● Problem to solve
Each line of the material must be repeated precisely, with the pictures left out.

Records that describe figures
------------------------------------------------

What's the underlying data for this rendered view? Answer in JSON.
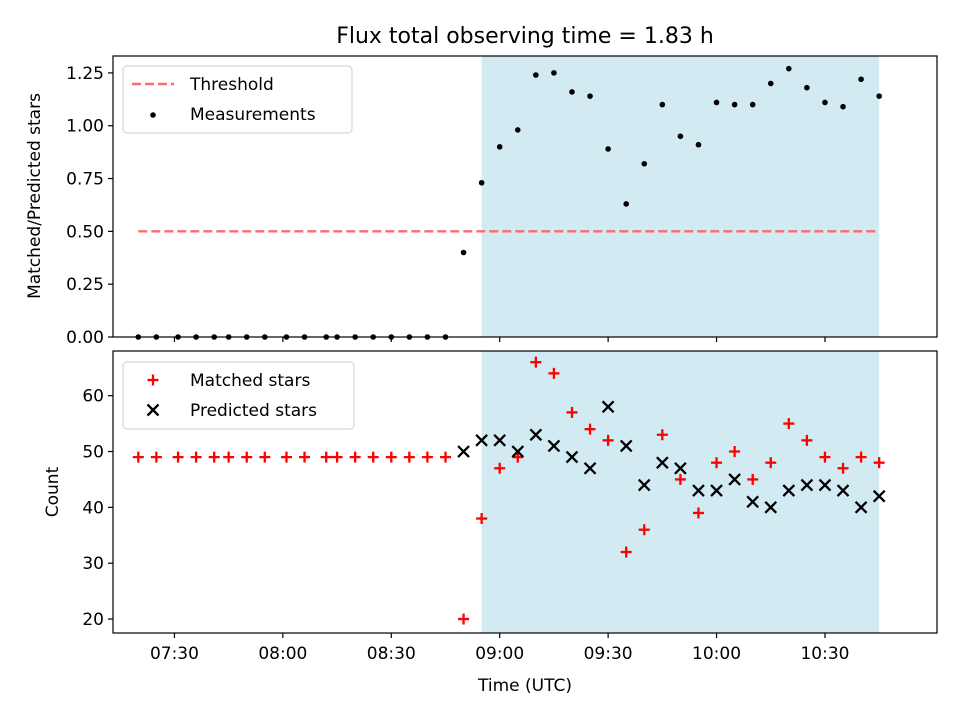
{
  "colors": {
    "shade": "#add8e6",
    "threshold": "#ff6b6b",
    "matched": "#ff0000",
    "predicted": "#000000",
    "measurement": "#000000"
  },
  "chart_data": [
    {
      "type": "scatter",
      "title": "Flux total observing time = 1.83 h",
      "xlabel": "",
      "ylabel": "Matched/Predicted stars",
      "ylim": [
        0,
        1.33
      ],
      "yticks": [
        0.0,
        0.25,
        0.5,
        0.75,
        1.0,
        1.25
      ],
      "ytick_labels": [
        "0.00",
        "0.25",
        "0.50",
        "0.75",
        "1.00",
        "1.25"
      ],
      "xlim_minutes": [
        433,
        661
      ],
      "shaded_interval": [
        "08:55",
        "10:45"
      ],
      "legend": {
        "placement": "upper left",
        "entries": [
          "Threshold",
          "Measurements"
        ]
      },
      "series": [
        {
          "name": "Threshold",
          "style": "dashed-line",
          "x": [
            "07:20",
            "10:45"
          ],
          "y": [
            0.5,
            0.5
          ]
        },
        {
          "name": "Measurements",
          "style": "dot",
          "x": [
            "07:20",
            "07:25",
            "07:31",
            "07:36",
            "07:41",
            "07:45",
            "07:50",
            "07:55",
            "08:01",
            "08:06",
            "08:12",
            "08:15",
            "08:20",
            "08:25",
            "08:30",
            "08:35",
            "08:40",
            "08:45",
            "08:50",
            "08:55",
            "09:00",
            "09:05",
            "09:10",
            "09:15",
            "09:20",
            "09:25",
            "09:30",
            "09:35",
            "09:40",
            "09:45",
            "09:50",
            "09:55",
            "10:00",
            "10:05",
            "10:10",
            "10:15",
            "10:20",
            "10:25",
            "10:30",
            "10:35",
            "10:40",
            "10:45"
          ],
          "y": [
            0,
            0,
            0,
            0,
            0,
            0,
            0,
            0,
            0,
            0,
            0,
            0,
            0,
            0,
            0,
            0,
            0,
            0,
            0.4,
            0.73,
            0.9,
            0.98,
            1.24,
            1.25,
            1.16,
            1.14,
            0.89,
            0.63,
            0.82,
            1.1,
            0.95,
            0.91,
            1.11,
            1.1,
            1.1,
            1.2,
            1.27,
            1.18,
            1.11,
            1.09,
            1.22,
            1.14
          ]
        }
      ]
    },
    {
      "type": "scatter",
      "title": "",
      "xlabel": "Time (UTC)",
      "ylabel": "Count",
      "ylim": [
        17.5,
        68
      ],
      "yticks": [
        20,
        30,
        40,
        50,
        60
      ],
      "xticks": [
        "07:30",
        "08:00",
        "08:30",
        "09:00",
        "09:30",
        "10:00",
        "10:30"
      ],
      "xlim_minutes": [
        433,
        661
      ],
      "shaded_interval": [
        "08:55",
        "10:45"
      ],
      "legend": {
        "placement": "upper left",
        "entries": [
          "Matched stars",
          "Predicted stars"
        ]
      },
      "series": [
        {
          "name": "Matched stars",
          "style": "plus",
          "x": [
            "07:20",
            "07:25",
            "07:31",
            "07:36",
            "07:41",
            "07:45",
            "07:50",
            "07:55",
            "08:01",
            "08:06",
            "08:12",
            "08:15",
            "08:20",
            "08:25",
            "08:30",
            "08:35",
            "08:40",
            "08:45",
            "08:50",
            "08:55",
            "09:00",
            "09:05",
            "09:10",
            "09:15",
            "09:20",
            "09:25",
            "09:30",
            "09:35",
            "09:40",
            "09:45",
            "09:50",
            "09:55",
            "10:00",
            "10:05",
            "10:10",
            "10:15",
            "10:20",
            "10:25",
            "10:30",
            "10:35",
            "10:40",
            "10:45"
          ],
          "y": [
            49,
            49,
            49,
            49,
            49,
            49,
            49,
            49,
            49,
            49,
            49,
            49,
            49,
            49,
            49,
            49,
            49,
            49,
            20,
            38,
            47,
            49,
            66,
            64,
            57,
            54,
            52,
            32,
            36,
            53,
            45,
            39,
            48,
            50,
            45,
            48,
            55,
            52,
            49,
            47,
            49,
            48
          ]
        },
        {
          "name": "Predicted stars",
          "style": "x",
          "x": [
            "08:50",
            "08:55",
            "09:00",
            "09:05",
            "09:10",
            "09:15",
            "09:20",
            "09:25",
            "09:30",
            "09:35",
            "09:40",
            "09:45",
            "09:50",
            "09:55",
            "10:00",
            "10:05",
            "10:10",
            "10:15",
            "10:20",
            "10:25",
            "10:30",
            "10:35",
            "10:40",
            "10:45"
          ],
          "y": [
            50,
            52,
            52,
            50,
            53,
            51,
            49,
            47,
            58,
            51,
            44,
            48,
            47,
            43,
            43,
            45,
            41,
            40,
            43,
            44,
            44,
            43,
            40,
            42
          ]
        }
      ]
    }
  ]
}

------------------------------------------------

● Correct response
What's the underlying data for this rendered view? Answer in JSON.
{
  "colors": {
    "shade": "#add8e6",
    "threshold": "#ff6b6b",
    "matched": "#ff0000",
    "predicted": "#000000",
    "measurement": "#000000"
  },
  "chart_data": [
    {
      "type": "scatter",
      "title": "Flux total observing time = 1.83 h",
      "xlabel": "",
      "ylabel": "Matched/Predicted stars",
      "ylim": [
        0,
        1.33
      ],
      "yticks": [
        0.0,
        0.25,
        0.5,
        0.75,
        1.0,
        1.25
      ],
      "ytick_labels": [
        "0.00",
        "0.25",
        "0.50",
        "0.75",
        "1.00",
        "1.25"
      ],
      "xlim_minutes": [
        433,
        661
      ],
      "shaded_interval": [
        "08:55",
        "10:45"
      ],
      "legend": {
        "placement": "upper left",
        "entries": [
          "Threshold",
          "Measurements"
        ]
      },
      "series": [
        {
          "name": "Threshold",
          "style": "dashed-line",
          "x": [
            "07:20",
            "10:45"
          ],
          "y": [
            0.5,
            0.5
          ]
        },
        {
          "name": "Measurements",
          "style": "dot",
          "x": [
            "07:20",
            "07:25",
            "07:31",
            "07:36",
            "07:41",
            "07:45",
            "07:50",
            "07:55",
            "08:01",
            "08:06",
            "08:12",
            "08:15",
            "08:20",
            "08:25",
            "08:30",
            "08:35",
            "08:40",
            "08:45",
            "08:50",
            "08:55",
            "09:00",
            "09:05",
            "09:10",
            "09:15",
            "09:20",
            "09:25",
            "09:30",
            "09:35",
            "09:40",
            "09:45",
            "09:50",
            "09:55",
            "10:00",
            "10:05",
            "10:10",
            "10:15",
            "10:20",
            "10:25",
            "10:30",
            "10:35",
            "10:40",
            "10:45"
          ],
          "y": [
            0,
            0,
            0,
            0,
            0,
            0,
            0,
            0,
            0,
            0,
            0,
            0,
            0,
            0,
            0,
            0,
            0,
            0,
            0.4,
            0.73,
            0.9,
            0.98,
            1.24,
            1.25,
            1.16,
            1.14,
            0.89,
            0.63,
            0.82,
            1.1,
            0.95,
            0.91,
            1.11,
            1.1,
            1.1,
            1.2,
            1.27,
            1.18,
            1.11,
            1.09,
            1.22,
            1.14
          ]
        }
      ]
    },
    {
      "type": "scatter",
      "title": "",
      "xlabel": "Time (UTC)",
      "ylabel": "Count",
      "ylim": [
        17.5,
        68
      ],
      "yticks": [
        20,
        30,
        40,
        50,
        60
      ],
      "xticks": [
        "07:30",
        "08:00",
        "08:30",
        "09:00",
        "09:30",
        "10:00",
        "10:30"
      ],
      "xlim_minutes": [
        433,
        661
      ],
      "shaded_interval": [
        "08:55",
        "10:45"
      ],
      "legend": {
        "placement": "upper left",
        "entries": [
          "Matched stars",
          "Predicted stars"
        ]
      },
      "series": [
        {
          "name": "Matched stars",
          "style": "plus",
          "x": [
            "07:20",
            "07:25",
            "07:31",
            "07:36",
            "07:41",
            "07:45",
            "07:50",
            "07:55",
            "08:01",
            "08:06",
            "08:12",
            "08:15",
            "08:20",
            "08:25",
            "08:30",
            "08:35",
            "08:40",
            "08:45",
            "08:50",
            "08:55",
            "09:00",
            "09:05",
            "09:10",
            "09:15",
            "09:20",
            "09:25",
            "09:30",
            "09:35",
            "09:40",
            "09:45",
            "09:50",
            "09:55",
            "10:00",
            "10:05",
            "10:10",
            "10:15",
            "10:20",
            "10:25",
            "10:30",
            "10:35",
            "10:40",
            "10:45"
          ],
          "y": [
            49,
            49,
            49,
            49,
            49,
            49,
            49,
            49,
            49,
            49,
            49,
            49,
            49,
            49,
            49,
            49,
            49,
            49,
            20,
            38,
            47,
            49,
            66,
            64,
            57,
            54,
            52,
            32,
            36,
            53,
            45,
            39,
            48,
            50,
            45,
            48,
            55,
            52,
            49,
            47,
            49,
            48
          ]
        },
        {
          "name": "Predicted stars",
          "style": "x",
          "x": [
            "08:50",
            "08:55",
            "09:00",
            "09:05",
            "09:10",
            "09:15",
            "09:20",
            "09:25",
            "09:30",
            "09:35",
            "09:40",
            "09:45",
            "09:50",
            "09:55",
            "10:00",
            "10:05",
            "10:10",
            "10:15",
            "10:20",
            "10:25",
            "10:30",
            "10:35",
            "10:40",
            "10:45"
          ],
          "y": [
            50,
            52,
            52,
            50,
            53,
            51,
            49,
            47,
            58,
            51,
            44,
            48,
            47,
            43,
            43,
            45,
            41,
            40,
            43,
            44,
            44,
            43,
            40,
            42
          ]
        }
      ]
    }
  ]
}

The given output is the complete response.